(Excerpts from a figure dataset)
#####
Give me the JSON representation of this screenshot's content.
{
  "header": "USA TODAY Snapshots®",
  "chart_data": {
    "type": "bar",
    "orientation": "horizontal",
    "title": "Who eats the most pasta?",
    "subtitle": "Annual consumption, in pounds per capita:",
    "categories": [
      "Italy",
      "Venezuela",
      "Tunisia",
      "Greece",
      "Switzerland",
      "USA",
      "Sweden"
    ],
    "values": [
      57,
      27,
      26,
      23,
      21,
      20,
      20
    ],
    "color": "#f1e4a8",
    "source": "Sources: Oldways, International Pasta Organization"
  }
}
#####
▶ **WRITTEN EXERCISE**: Write every line of the material above again, exactly.

▶ **SOLUTION TO THE EXERCISE**:
Give me the JSON representation of this screenshot's content.
{
  "header": "USA TODAY Snapshots®",
  "chart_data": {
    "type": "bar",
    "orientation": "horizontal",
    "title": "Who eats the most pasta?",
    "subtitle": "Annual consumption, in pounds per capita:",
    "categories": [
      "Italy",
      "Venezuela",
      "Tunisia",
      "Greece",
      "Switzerland",
      "USA",
      "Sweden"
    ],
    "values": [
      57,
      27,
      26,
      23,
      21,
      20,
      20
    ],
    "color": "#f1e4a8",
    "source": "Sources: Oldways, International Pasta Organization"
  }
}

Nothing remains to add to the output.